▶ **WORK TO BE COMPLETED**
Identify, in the records below, every line where the string "exams" appears, and copy each such line.

[[ TASK INPUT open ]]

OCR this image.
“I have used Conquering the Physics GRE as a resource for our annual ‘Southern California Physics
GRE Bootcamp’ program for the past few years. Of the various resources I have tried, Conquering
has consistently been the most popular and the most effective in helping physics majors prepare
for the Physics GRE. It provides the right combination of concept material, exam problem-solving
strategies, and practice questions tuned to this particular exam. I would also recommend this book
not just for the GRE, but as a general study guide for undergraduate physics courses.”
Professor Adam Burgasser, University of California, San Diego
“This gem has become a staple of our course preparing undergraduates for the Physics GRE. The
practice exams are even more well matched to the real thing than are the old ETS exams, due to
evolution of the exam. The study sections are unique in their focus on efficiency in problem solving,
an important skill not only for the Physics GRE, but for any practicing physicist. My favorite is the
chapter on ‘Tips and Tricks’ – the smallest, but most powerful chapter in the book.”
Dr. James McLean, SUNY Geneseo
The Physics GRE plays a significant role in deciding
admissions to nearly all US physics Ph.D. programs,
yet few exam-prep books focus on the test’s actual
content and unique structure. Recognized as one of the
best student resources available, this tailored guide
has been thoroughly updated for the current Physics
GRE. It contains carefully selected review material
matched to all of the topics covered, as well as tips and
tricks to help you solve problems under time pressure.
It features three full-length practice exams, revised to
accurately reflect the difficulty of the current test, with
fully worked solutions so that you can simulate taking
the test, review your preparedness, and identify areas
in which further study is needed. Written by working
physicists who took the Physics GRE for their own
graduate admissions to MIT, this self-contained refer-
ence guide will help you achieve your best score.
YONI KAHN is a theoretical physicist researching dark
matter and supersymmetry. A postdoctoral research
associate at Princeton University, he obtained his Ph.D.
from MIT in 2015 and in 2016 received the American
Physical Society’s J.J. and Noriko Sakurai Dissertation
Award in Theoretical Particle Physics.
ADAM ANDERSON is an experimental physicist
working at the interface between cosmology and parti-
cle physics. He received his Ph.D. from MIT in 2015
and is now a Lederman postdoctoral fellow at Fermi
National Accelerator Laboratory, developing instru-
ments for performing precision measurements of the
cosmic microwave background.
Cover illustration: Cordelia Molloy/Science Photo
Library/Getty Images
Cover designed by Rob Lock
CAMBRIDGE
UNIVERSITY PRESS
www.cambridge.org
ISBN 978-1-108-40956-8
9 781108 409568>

[[ TASK INPUT closed ]]

▶ **PROBLEM SOLUTION**
practice exams are even more well matched to the real thing than are the old ETS exams, due to
It features three full-length practice exams, revised to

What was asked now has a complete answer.